(Data entries for graphics)
>>>

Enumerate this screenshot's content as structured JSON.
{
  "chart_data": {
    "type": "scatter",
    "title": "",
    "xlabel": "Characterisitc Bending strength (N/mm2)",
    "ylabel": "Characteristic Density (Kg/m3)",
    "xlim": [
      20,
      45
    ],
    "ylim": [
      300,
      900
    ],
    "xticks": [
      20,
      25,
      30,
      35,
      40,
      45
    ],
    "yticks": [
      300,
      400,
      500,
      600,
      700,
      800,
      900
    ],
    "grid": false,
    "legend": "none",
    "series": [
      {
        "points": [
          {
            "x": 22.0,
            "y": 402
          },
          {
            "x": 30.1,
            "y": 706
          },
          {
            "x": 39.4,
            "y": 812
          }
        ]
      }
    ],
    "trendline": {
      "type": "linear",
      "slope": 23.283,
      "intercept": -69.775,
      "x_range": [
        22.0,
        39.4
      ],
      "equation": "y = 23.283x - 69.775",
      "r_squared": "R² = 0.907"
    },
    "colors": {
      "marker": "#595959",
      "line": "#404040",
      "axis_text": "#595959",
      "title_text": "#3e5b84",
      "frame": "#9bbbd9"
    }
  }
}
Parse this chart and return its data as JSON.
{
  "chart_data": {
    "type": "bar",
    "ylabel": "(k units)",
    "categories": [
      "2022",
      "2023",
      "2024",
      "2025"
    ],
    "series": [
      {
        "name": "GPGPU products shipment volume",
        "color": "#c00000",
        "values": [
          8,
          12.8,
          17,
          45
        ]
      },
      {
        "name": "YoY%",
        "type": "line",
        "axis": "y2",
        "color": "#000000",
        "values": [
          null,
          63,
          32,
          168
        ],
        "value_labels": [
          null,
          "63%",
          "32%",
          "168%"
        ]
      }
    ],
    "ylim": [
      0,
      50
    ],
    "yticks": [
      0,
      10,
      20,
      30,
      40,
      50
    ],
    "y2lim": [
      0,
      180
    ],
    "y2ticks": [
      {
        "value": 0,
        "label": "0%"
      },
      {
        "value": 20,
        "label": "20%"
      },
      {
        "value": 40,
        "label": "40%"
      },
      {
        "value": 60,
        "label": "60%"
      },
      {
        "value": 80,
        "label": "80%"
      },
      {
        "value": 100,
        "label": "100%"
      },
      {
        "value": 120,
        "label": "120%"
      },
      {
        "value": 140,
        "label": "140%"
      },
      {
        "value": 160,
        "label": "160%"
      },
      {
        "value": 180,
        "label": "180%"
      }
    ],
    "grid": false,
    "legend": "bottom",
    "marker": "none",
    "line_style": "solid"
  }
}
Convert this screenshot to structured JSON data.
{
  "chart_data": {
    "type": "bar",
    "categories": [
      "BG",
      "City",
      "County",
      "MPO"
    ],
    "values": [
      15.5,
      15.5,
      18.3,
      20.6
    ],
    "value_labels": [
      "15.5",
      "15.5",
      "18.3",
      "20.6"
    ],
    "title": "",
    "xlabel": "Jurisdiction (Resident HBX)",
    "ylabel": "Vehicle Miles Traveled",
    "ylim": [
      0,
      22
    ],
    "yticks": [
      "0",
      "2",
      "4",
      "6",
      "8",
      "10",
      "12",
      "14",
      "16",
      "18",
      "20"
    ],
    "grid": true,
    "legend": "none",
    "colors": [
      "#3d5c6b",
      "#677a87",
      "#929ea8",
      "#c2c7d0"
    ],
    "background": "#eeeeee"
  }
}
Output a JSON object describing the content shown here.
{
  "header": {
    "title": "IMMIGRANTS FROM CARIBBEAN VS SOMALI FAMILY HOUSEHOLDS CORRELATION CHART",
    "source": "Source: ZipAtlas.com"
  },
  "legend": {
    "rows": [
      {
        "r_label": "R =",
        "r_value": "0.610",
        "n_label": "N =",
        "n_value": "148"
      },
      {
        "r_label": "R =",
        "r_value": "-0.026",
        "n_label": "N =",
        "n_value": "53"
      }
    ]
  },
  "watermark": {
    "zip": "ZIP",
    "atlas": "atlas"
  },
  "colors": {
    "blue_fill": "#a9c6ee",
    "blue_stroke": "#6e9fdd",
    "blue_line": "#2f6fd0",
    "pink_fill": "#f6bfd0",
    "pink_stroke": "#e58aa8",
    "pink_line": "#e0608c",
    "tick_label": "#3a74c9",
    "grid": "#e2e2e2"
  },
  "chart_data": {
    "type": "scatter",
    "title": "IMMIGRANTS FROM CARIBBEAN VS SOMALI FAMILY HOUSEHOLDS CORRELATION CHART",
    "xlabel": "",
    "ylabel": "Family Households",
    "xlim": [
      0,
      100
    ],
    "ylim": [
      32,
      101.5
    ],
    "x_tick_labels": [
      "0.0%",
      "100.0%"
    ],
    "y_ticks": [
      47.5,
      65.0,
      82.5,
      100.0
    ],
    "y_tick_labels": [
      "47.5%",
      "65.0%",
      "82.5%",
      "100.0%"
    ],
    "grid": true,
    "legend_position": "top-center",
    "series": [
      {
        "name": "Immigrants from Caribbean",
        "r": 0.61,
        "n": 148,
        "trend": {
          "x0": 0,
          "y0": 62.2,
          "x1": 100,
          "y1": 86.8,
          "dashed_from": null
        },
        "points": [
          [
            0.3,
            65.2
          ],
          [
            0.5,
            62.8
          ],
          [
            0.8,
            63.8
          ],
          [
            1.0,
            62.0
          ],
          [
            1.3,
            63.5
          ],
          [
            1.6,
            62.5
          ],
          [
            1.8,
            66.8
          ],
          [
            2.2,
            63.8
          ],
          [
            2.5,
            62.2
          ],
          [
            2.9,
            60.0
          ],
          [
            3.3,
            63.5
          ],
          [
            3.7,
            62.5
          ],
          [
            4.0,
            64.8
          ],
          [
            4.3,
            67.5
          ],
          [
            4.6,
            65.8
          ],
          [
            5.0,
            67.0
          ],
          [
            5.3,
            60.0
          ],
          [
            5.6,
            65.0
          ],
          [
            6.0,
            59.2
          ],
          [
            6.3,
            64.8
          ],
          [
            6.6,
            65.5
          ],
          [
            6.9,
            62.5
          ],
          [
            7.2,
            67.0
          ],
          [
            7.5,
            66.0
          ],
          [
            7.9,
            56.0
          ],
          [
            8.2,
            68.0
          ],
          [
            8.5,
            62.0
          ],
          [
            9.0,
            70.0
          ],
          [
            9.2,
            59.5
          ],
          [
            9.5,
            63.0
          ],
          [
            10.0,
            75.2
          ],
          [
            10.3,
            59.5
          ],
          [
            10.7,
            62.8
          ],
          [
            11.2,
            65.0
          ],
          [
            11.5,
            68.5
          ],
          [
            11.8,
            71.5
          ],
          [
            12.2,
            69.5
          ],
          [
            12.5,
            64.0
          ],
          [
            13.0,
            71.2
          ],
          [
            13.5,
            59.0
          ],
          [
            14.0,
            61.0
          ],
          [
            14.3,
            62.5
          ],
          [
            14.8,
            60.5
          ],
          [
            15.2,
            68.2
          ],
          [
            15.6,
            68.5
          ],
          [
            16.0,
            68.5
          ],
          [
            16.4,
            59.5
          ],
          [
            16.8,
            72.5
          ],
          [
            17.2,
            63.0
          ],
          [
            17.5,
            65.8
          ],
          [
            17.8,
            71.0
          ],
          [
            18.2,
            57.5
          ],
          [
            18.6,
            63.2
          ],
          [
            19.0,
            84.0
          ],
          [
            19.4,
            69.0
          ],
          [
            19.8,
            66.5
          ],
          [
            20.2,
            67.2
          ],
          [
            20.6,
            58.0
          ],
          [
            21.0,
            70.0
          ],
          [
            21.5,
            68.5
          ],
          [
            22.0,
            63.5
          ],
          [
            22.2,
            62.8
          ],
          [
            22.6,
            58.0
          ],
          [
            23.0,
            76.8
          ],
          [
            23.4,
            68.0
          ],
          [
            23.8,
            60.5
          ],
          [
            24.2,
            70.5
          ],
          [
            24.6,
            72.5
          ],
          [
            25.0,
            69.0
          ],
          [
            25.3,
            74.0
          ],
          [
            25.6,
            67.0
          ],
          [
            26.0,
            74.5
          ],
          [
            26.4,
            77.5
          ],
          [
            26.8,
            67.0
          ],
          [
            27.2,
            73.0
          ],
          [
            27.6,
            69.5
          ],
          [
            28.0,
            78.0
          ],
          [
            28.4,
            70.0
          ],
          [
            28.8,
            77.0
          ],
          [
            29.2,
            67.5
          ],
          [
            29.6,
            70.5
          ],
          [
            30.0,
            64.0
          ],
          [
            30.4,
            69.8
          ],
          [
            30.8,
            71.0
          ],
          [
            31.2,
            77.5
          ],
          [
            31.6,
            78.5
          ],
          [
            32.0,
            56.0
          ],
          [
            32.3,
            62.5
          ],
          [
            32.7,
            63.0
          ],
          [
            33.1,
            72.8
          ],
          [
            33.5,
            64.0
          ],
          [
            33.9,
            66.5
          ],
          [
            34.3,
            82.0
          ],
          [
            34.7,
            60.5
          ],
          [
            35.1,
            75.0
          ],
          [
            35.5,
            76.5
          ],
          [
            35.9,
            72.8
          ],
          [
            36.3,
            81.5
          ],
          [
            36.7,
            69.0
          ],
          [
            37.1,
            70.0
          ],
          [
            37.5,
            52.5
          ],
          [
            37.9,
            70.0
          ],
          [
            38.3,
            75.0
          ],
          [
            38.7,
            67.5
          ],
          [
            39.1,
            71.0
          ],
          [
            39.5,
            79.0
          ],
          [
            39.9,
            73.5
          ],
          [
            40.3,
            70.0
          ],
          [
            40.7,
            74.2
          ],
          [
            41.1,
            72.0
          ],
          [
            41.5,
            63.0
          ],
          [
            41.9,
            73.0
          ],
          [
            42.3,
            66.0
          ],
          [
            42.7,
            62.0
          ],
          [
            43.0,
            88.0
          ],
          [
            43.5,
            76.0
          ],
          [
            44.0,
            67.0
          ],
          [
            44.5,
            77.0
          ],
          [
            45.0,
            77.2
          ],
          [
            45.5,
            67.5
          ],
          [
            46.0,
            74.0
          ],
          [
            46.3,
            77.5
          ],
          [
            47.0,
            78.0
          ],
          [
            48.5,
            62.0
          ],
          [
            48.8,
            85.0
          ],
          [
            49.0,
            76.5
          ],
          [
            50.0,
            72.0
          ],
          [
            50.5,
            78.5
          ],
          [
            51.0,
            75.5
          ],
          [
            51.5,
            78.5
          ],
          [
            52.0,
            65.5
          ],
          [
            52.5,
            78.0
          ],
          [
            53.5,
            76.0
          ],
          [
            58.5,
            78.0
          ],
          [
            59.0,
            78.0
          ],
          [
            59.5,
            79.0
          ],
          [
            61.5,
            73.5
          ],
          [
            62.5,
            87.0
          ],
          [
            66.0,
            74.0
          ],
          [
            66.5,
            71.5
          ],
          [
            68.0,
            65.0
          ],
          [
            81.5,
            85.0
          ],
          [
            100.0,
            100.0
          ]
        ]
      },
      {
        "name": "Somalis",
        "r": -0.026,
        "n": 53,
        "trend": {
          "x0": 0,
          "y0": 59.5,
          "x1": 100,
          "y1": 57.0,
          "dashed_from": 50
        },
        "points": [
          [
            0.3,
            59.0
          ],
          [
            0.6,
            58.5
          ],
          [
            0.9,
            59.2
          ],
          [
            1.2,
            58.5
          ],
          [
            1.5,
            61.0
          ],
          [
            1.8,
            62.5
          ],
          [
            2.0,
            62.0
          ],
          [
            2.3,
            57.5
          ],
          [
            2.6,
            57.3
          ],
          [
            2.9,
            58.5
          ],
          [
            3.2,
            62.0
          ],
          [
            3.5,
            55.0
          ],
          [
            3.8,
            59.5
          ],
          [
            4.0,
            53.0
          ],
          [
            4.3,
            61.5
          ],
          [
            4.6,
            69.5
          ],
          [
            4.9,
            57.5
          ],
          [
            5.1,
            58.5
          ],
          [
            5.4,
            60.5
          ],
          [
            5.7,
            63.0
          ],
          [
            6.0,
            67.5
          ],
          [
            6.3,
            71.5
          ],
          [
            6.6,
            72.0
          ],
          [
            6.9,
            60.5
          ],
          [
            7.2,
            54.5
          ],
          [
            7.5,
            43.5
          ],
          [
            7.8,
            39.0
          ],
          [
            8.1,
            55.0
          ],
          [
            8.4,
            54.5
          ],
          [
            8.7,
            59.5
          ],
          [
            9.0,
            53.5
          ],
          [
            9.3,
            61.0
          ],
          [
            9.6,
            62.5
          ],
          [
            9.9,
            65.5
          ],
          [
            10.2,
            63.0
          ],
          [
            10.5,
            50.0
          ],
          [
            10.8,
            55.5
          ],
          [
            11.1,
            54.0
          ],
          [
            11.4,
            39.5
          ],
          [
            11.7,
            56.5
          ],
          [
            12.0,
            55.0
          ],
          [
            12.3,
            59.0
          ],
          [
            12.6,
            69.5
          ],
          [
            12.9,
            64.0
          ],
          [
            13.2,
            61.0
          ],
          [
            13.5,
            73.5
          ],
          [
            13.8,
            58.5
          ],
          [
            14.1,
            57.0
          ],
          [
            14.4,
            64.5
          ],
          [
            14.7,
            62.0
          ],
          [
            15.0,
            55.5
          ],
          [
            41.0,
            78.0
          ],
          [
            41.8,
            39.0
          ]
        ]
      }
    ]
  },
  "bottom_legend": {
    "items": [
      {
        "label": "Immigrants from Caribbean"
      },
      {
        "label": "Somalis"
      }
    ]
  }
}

<<<

GIVEN PROBLEM: Wherever the string "JSON" appears in the entries above, list that line.

WRITTEN RESPONSE:
Enumerate this screenshot's content as structured JSON.
Parse this chart and return its data as JSON.
Convert this screenshot to structured JSON data.
Output a JSON object describing the content shown here.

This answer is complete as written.